▶ WHAT TO PRODUCE
Give the count of lines holding the string "source" and nothing else.
§ §
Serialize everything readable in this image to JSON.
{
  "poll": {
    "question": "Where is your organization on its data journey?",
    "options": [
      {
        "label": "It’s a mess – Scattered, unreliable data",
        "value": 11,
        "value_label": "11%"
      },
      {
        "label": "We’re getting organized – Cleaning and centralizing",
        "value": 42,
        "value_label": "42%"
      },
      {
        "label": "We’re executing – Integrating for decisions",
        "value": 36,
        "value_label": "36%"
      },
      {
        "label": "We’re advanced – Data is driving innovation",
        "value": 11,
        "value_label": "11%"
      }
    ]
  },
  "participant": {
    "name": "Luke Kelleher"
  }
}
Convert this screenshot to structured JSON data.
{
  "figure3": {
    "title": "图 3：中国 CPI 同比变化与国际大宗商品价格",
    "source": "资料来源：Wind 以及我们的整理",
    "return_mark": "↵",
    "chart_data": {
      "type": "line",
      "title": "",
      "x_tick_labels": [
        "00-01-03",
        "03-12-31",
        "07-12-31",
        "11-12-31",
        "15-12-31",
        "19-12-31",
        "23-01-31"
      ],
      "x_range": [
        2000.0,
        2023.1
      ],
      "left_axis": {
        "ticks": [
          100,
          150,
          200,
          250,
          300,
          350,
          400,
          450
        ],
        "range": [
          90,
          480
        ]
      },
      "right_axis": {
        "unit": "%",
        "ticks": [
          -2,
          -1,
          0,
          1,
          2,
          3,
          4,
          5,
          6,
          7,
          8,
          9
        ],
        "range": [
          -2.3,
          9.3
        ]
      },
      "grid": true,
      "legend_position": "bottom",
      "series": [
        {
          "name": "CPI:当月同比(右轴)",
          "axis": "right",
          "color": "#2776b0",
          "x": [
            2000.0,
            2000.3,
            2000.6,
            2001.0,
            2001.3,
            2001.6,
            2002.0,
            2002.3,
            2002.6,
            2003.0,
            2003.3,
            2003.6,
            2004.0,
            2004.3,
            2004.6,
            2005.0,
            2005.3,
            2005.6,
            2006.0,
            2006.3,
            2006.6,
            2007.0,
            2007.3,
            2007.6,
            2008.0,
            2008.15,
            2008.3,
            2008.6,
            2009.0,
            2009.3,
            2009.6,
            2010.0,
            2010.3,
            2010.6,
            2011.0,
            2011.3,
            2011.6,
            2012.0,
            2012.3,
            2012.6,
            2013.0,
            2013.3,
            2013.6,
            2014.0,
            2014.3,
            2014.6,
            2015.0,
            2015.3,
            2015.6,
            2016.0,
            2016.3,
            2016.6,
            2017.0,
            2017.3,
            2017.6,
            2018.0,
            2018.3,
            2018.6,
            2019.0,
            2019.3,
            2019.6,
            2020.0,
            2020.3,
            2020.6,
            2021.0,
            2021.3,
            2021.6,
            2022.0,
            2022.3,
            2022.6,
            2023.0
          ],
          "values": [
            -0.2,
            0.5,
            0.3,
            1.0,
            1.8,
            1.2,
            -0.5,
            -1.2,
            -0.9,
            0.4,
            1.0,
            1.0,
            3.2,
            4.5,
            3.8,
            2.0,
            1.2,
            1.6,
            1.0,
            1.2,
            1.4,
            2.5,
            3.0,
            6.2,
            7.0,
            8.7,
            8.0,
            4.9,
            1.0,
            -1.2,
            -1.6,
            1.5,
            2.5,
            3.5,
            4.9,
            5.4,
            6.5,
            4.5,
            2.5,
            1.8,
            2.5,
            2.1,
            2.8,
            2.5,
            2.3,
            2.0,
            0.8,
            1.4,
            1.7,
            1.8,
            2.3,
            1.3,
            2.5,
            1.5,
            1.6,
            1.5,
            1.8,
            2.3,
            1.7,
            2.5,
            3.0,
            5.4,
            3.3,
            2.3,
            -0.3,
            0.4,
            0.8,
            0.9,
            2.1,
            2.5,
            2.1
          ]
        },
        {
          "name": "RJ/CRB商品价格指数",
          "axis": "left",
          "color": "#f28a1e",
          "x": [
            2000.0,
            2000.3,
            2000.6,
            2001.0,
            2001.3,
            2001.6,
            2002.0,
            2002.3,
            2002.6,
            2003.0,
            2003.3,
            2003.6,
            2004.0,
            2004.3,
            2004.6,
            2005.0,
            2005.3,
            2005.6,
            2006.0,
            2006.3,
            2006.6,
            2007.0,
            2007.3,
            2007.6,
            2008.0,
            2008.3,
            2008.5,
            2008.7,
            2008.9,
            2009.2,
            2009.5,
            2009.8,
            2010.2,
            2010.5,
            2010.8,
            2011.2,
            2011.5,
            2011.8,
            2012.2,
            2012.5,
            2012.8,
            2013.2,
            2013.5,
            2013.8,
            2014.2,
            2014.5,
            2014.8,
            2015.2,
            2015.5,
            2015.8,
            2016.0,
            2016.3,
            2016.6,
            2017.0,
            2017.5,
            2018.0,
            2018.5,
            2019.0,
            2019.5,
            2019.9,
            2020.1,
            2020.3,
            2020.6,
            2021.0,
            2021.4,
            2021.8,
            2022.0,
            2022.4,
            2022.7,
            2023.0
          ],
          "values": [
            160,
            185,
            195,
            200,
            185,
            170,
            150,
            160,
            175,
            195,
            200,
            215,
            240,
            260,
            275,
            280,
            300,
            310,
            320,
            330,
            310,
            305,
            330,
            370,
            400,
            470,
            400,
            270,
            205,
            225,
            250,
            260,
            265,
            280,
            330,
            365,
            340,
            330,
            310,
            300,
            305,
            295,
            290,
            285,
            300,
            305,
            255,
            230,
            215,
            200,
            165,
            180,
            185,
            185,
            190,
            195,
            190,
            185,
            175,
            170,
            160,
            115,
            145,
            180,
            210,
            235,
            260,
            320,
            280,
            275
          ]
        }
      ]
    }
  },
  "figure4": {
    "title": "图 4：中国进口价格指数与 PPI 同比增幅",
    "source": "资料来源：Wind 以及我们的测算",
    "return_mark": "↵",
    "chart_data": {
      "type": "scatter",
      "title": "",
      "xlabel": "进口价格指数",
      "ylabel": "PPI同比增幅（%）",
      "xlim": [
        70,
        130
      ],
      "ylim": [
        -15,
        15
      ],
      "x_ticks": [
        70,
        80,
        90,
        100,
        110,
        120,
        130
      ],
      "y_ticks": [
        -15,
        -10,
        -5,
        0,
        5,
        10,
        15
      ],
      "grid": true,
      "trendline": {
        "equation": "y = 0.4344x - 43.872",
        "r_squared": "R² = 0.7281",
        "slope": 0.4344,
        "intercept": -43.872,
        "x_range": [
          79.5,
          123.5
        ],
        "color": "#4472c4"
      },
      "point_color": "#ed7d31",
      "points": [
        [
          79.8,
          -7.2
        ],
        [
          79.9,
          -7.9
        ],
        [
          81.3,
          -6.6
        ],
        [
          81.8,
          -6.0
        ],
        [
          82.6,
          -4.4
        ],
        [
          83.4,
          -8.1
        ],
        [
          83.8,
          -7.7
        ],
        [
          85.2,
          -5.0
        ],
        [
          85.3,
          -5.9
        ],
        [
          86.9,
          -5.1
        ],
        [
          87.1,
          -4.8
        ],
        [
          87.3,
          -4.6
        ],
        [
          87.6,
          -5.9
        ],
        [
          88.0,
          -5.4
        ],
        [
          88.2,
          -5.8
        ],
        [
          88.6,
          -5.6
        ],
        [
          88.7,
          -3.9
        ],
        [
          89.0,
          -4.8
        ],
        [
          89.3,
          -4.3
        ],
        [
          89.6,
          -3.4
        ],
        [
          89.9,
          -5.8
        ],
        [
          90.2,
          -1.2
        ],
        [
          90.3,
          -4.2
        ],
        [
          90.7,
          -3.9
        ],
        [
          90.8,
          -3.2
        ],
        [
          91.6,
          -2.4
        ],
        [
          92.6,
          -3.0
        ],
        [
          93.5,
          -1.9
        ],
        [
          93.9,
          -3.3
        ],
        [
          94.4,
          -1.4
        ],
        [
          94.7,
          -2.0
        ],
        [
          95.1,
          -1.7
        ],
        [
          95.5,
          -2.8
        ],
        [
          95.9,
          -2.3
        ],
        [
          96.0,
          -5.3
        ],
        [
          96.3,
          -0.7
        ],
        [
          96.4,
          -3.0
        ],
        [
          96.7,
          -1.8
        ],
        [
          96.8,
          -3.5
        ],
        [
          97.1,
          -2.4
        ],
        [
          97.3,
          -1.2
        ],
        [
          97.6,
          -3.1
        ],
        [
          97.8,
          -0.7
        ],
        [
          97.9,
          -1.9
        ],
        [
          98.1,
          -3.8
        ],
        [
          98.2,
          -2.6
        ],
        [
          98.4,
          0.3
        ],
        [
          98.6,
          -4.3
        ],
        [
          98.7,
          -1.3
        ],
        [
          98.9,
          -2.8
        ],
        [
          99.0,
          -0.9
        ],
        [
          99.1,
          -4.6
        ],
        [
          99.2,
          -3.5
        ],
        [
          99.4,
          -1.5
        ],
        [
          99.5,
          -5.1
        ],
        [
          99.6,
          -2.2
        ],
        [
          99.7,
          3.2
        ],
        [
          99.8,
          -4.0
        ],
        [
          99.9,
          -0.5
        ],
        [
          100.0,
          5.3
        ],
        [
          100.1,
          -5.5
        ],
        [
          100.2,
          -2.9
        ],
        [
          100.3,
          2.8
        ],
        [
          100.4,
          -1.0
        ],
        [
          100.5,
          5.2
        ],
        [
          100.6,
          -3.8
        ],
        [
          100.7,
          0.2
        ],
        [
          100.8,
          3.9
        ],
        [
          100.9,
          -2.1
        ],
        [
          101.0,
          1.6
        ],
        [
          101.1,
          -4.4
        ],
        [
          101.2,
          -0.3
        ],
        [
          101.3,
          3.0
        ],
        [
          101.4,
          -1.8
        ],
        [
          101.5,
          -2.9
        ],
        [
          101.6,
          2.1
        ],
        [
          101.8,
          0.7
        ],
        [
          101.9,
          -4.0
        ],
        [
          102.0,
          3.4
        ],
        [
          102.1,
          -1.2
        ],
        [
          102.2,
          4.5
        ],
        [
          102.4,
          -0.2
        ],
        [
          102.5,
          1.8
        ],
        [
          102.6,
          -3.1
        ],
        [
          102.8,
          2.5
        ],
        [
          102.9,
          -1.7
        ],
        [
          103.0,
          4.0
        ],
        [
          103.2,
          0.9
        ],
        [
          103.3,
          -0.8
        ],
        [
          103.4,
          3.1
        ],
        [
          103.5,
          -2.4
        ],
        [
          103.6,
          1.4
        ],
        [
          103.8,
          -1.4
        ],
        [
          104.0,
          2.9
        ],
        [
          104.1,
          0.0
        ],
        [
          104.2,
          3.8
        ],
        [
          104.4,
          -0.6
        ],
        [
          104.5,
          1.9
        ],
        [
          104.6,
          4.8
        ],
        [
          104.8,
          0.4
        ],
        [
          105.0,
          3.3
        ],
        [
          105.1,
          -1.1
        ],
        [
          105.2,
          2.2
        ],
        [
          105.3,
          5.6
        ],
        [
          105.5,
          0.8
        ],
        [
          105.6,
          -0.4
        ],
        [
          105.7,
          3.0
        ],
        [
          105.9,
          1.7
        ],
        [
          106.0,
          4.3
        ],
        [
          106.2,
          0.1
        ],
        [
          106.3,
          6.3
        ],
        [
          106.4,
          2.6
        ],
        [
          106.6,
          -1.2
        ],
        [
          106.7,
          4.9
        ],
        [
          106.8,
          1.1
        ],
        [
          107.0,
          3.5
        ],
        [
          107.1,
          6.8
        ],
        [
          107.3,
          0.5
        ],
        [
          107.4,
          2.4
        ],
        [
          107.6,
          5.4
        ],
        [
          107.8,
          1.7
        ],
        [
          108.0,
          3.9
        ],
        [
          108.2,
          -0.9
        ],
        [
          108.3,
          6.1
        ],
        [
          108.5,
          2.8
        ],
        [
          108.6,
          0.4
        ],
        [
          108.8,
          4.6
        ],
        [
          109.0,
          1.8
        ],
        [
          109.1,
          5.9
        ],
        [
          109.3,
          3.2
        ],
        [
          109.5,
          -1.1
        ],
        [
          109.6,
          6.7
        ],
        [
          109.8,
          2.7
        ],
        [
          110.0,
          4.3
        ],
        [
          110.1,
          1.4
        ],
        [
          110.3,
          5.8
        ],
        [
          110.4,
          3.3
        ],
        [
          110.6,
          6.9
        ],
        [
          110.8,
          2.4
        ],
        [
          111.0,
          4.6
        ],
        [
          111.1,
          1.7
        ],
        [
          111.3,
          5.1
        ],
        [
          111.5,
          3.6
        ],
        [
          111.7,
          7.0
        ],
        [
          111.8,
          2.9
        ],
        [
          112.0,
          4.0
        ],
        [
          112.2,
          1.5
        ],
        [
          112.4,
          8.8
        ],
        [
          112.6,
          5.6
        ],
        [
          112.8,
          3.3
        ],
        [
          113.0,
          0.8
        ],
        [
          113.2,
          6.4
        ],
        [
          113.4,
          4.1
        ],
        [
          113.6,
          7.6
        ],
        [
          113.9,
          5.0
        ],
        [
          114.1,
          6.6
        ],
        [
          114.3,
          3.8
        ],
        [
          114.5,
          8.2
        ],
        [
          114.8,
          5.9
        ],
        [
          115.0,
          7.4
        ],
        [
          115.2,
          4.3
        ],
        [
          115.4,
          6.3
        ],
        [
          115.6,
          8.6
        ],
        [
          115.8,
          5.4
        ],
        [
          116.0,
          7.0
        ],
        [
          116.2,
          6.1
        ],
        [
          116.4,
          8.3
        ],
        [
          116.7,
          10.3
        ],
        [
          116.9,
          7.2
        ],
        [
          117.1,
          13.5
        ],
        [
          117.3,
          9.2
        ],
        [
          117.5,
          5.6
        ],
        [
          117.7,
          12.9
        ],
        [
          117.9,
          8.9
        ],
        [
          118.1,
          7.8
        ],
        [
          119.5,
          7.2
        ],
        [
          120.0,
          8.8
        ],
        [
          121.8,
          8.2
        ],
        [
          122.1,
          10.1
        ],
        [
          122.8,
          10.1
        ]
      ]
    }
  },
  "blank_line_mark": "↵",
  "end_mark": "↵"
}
§ §
▶ WRITTEN RESPONSE
2